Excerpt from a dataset
++++
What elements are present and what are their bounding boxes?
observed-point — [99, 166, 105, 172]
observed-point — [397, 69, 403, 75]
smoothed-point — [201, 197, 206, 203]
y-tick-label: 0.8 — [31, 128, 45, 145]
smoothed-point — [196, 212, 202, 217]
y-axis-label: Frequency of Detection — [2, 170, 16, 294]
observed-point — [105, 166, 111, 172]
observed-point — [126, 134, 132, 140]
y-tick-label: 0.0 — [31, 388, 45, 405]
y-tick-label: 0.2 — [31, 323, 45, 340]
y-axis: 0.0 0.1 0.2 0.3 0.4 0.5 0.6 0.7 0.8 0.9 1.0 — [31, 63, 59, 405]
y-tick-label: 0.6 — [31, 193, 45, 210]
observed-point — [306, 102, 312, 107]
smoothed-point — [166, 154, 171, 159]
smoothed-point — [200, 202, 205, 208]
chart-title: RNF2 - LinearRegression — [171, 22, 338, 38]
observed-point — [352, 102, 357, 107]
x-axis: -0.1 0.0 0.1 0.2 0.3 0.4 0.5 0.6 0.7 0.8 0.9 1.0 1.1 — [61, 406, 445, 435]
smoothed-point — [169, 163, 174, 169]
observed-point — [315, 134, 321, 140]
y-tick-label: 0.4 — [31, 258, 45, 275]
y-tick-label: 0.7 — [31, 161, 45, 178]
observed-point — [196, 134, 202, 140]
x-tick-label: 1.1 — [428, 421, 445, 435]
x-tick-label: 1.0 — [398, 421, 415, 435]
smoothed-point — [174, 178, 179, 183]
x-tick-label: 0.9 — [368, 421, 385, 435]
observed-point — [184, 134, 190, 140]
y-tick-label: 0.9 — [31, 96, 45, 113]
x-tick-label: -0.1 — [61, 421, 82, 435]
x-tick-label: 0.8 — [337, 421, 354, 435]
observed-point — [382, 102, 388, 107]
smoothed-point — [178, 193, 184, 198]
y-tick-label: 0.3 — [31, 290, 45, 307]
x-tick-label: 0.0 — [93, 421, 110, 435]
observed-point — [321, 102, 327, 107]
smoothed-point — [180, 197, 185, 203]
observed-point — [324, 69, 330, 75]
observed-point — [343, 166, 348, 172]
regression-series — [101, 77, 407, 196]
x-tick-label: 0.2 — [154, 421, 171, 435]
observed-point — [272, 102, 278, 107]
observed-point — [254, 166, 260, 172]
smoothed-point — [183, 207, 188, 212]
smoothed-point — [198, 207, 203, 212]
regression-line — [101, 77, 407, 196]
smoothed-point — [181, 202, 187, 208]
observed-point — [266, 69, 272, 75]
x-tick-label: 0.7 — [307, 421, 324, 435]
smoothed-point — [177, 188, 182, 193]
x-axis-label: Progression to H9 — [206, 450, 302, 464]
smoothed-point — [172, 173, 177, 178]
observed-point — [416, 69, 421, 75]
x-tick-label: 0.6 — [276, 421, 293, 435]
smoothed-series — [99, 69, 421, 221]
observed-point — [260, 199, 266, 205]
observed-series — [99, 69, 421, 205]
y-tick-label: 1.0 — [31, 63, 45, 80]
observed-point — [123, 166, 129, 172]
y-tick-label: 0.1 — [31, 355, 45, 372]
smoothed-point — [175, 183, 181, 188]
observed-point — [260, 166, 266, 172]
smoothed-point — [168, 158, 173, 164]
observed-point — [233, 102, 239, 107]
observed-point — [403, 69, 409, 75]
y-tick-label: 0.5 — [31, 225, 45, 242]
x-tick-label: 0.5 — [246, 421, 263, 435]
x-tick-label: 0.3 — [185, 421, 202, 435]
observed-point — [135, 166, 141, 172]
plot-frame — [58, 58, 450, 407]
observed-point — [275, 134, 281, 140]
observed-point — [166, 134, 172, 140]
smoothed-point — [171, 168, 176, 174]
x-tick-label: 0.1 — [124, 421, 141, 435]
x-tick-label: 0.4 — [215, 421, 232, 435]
++++
__INSTRUCTIONS TO FOLLOW__: Reproduce every one of the rows above verbatim, altering nothing.

__ANSWER TO THE EXERCISE__:
What elements are present and what are their bounding boxes?
observed-point — [99, 166, 105, 172]
observed-point — [397, 69, 403, 75]
smoothed-point — [201, 197, 206, 203]
y-tick-label: 0.8 — [31, 128, 45, 145]
smoothed-point — [196, 212, 202, 217]
y-axis-label: Frequency of Detection — [2, 170, 16, 294]
observed-point — [105, 166, 111, 172]
observed-point — [126, 134, 132, 140]
y-tick-label: 0.0 — [31, 388, 45, 405]
y-tick-label: 0.2 — [31, 323, 45, 340]
y-axis: 0.0 0.1 0.2 0.3 0.4 0.5 0.6 0.7 0.8 0.9 1.0 — [31, 63, 59, 405]
y-tick-label: 0.6 — [31, 193, 45, 210]
observed-point — [306, 102, 312, 107]
smoothed-point — [166, 154, 171, 159]
smoothed-point — [200, 202, 205, 208]
chart-title: RNF2 - LinearRegression — [171, 22, 338, 38]
observed-point — [352, 102, 357, 107]
x-axis: -0.1 0.0 0.1 0.2 0.3 0.4 0.5 0.6 0.7 0.8 0.9 1.0 1.1 — [61, 406, 445, 435]
smoothed-point — [169, 163, 174, 169]
observed-point — [315, 134, 321, 140]
y-tick-label: 0.4 — [31, 258, 45, 275]
y-tick-label: 0.7 — [31, 161, 45, 178]
observed-point — [196, 134, 202, 140]
x-tick-label: 1.1 — [428, 421, 445, 435]
x-tick-label: 1.0 — [398, 421, 415, 435]
smoothed-point — [174, 178, 179, 183]
x-tick-label: 0.9 — [368, 421, 385, 435]
observed-point — [184, 134, 190, 140]
y-tick-label: 0.9 — [31, 96, 45, 113]
x-tick-label: -0.1 — [61, 421, 82, 435]
x-tick-label: 0.8 — [337, 421, 354, 435]
observed-point — [382, 102, 388, 107]
smoothed-point — [178, 193, 184, 198]
y-tick-label: 0.3 — [31, 290, 45, 307]
x-tick-label: 0.0 — [93, 421, 110, 435]
observed-point — [321, 102, 327, 107]
smoothed-point — [180, 197, 185, 203]
observed-point — [324, 69, 330, 75]
observed-point — [343, 166, 348, 172]
regression-series — [101, 77, 407, 196]
x-tick-label: 0.2 — [154, 421, 171, 435]
observed-point — [272, 102, 278, 107]
observed-point — [254, 166, 260, 172]
smoothed-point — [183, 207, 188, 212]
smoothed-point — [198, 207, 203, 212]
regression-line — [101, 77, 407, 196]
smoothed-point — [181, 202, 187, 208]
observed-point — [266, 69, 272, 75]
x-tick-label: 0.7 — [307, 421, 324, 435]
smoothed-point — [177, 188, 182, 193]
x-axis-label: Progression to H9 — [206, 450, 302, 464]
smoothed-point — [172, 173, 177, 178]
observed-point — [416, 69, 421, 75]
x-tick-label: 0.6 — [276, 421, 293, 435]
smoothed-series — [99, 69, 421, 221]
observed-point — [260, 199, 266, 205]
observed-series — [99, 69, 421, 205]
y-tick-label: 1.0 — [31, 63, 45, 80]
observed-point — [123, 166, 129, 172]
y-tick-label: 0.1 — [31, 355, 45, 372]
smoothed-point — [175, 183, 181, 188]
observed-point — [260, 166, 266, 172]
smoothed-point — [168, 158, 173, 164]
observed-point — [233, 102, 239, 107]
observed-point — [403, 69, 409, 75]
y-tick-label: 0.5 — [31, 225, 45, 242]
x-tick-label: 0.5 — [246, 421, 263, 435]
x-tick-label: 0.3 — [185, 421, 202, 435]
observed-point — [135, 166, 141, 172]
plot-frame — [58, 58, 450, 407]
observed-point — [275, 134, 281, 140]
observed-point — [166, 134, 172, 140]
smoothed-point — [171, 168, 176, 174]
x-tick-label: 0.1 — [124, 421, 141, 435]
x-tick-label: 0.4 — [215, 421, 232, 435]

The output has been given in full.